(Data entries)
==============================

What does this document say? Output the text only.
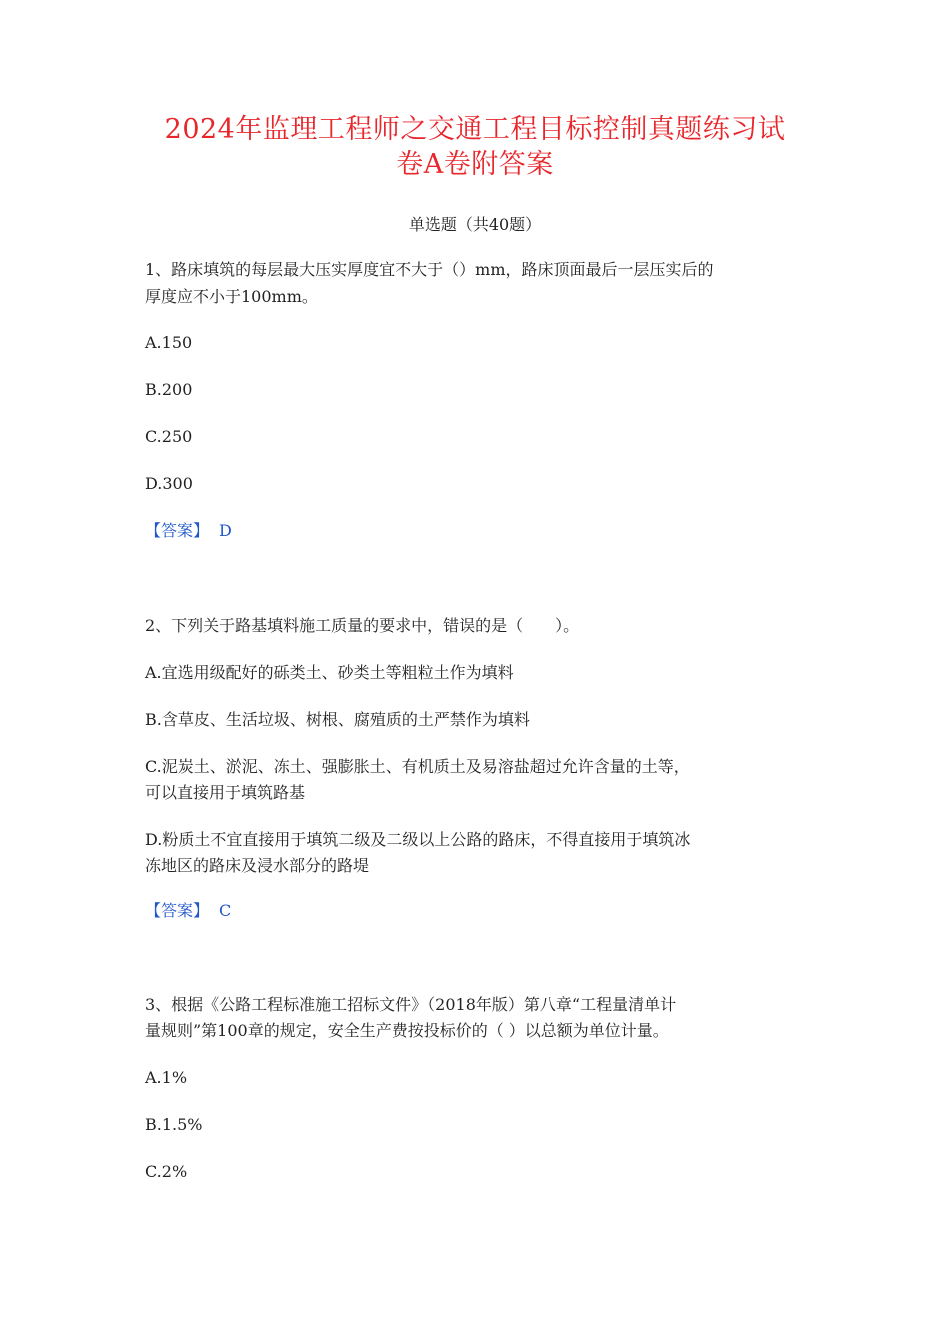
2024年监理工程师之交通工程目标控制真题练习试
卷A卷附答案
单选题（共40题）
1、路床填筑的每层最大压实厚度宜不大于（）mm，路床顶面最后一层压实后的
厚度应不小于100mm。
A.150
B.200
C.250
D.300
【答案】 D
2、下列关于路基填料施工质量的要求中，错误的是（　　）。
A.宜选用级配好的砾类土、砂类土等粗粒土作为填料
B.含草皮、生活垃圾、树根、腐殖质的土严禁作为填料
C.泥炭土、淤泥、冻土、强膨胀土、有机质土及易溶盐超过允许含量的土等，
可以直接用于填筑路基
D.粉质土不宜直接用于填筑二级及二级以上公路的路床，不得直接用于填筑冰
冻地区的路床及浸水部分的路堤
【答案】 C
3、根据《公路工程标准施工招标文件》（2018年版）第八章“工程量清单计
量规则”第100章的规定，安全生产费按投标价的（ ）以总额为单位计量。
A.1%
B.1.5%
C.2%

==============================

Quote each entry above verbatim and drop the pictures.

What does this document say? Output the text only.
2024年监理工程师之交通工程目标控制真题练习试
卷A卷附答案
单选题（共40题）
1、路床填筑的每层最大压实厚度宜不大于（）mm，路床顶面最后一层压实后的
厚度应不小于100mm。
A.150
B.200
C.250
D.300
【答案】 D
2、下列关于路基填料施工质量的要求中，错误的是（　　）。
A.宜选用级配好的砾类土、砂类土等粗粒土作为填料
B.含草皮、生活垃圾、树根、腐殖质的土严禁作为填料
C.泥炭土、淤泥、冻土、强膨胀土、有机质土及易溶盐超过允许含量的土等，
可以直接用于填筑路基
D.粉质土不宜直接用于填筑二级及二级以上公路的路床，不得直接用于填筑冰
冻地区的路床及浸水部分的路堤
【答案】 C
3、根据《公路工程标准施工招标文件》（2018年版）第八章“工程量清单计
量规则”第100章的规定，安全生产费按投标价的（ ）以总额为单位计量。
A.1%
B.1.5%
C.2%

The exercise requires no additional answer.